Your objective => Copy all of the material word for word, except for the pictures.

* start Extracted material *

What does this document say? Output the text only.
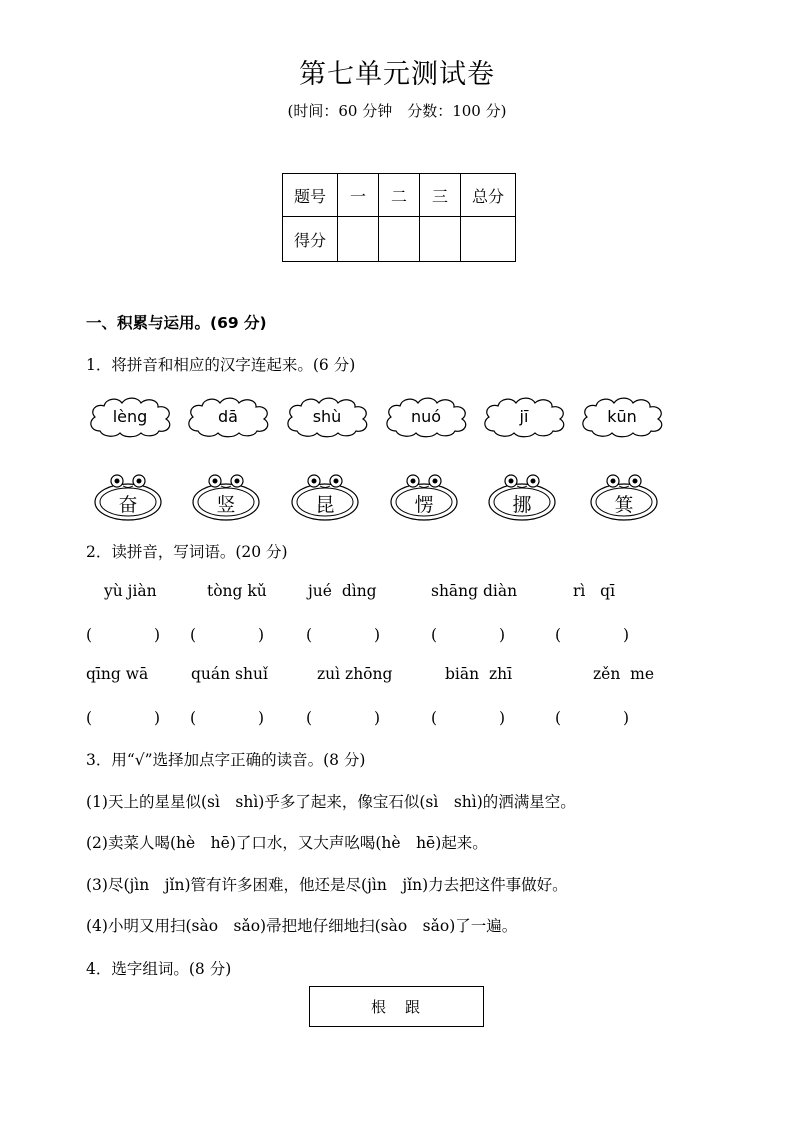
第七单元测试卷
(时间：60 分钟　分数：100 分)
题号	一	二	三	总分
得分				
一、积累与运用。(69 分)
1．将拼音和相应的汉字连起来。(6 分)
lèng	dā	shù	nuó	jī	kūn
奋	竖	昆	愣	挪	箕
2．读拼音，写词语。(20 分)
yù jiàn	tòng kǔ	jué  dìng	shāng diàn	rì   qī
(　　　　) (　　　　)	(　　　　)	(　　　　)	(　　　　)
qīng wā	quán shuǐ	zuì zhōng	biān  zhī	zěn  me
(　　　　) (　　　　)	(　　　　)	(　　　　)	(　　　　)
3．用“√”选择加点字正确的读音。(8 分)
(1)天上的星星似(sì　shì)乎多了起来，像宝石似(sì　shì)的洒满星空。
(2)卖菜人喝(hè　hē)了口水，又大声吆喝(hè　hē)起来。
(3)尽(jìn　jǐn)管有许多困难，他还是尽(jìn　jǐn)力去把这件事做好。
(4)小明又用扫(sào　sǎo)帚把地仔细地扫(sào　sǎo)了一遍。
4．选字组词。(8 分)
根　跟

* end Extracted material *

Answer to this problem =>
What does this document say? Output the text only.
第七单元测试卷
(时间：60 分钟　分数：100 分)
题号	一	二	三	总分
得分				
一、积累与运用。(69 分)
1．将拼音和相应的汉字连起来。(6 分)
lèng	dā	shù	nuó	jī	kūn
奋	竖	昆	愣	挪	箕
2．读拼音，写词语。(20 分)
yù jiàn	tòng kǔ	jué  dìng	shāng diàn	rì   qī
(　　　　) (　　　　)	(　　　　)	(　　　　)	(　　　　)
qīng wā	quán shuǐ	zuì zhōng	biān  zhī	zěn  me
(　　　　) (　　　　)	(　　　　)	(　　　　)	(　　　　)
3．用“√”选择加点字正确的读音。(8 分)
(1)天上的星星似(sì　shì)乎多了起来，像宝石似(sì　shì)的洒满星空。
(2)卖菜人喝(hè　hē)了口水，又大声吆喝(hè　hē)起来。
(3)尽(jìn　jǐn)管有许多困难，他还是尽(jìn　jǐn)力去把这件事做好。
(4)小明又用扫(sào　sǎo)帚把地仔细地扫(sào　sǎo)了一遍。
4．选字组词。(8 分)
根　跟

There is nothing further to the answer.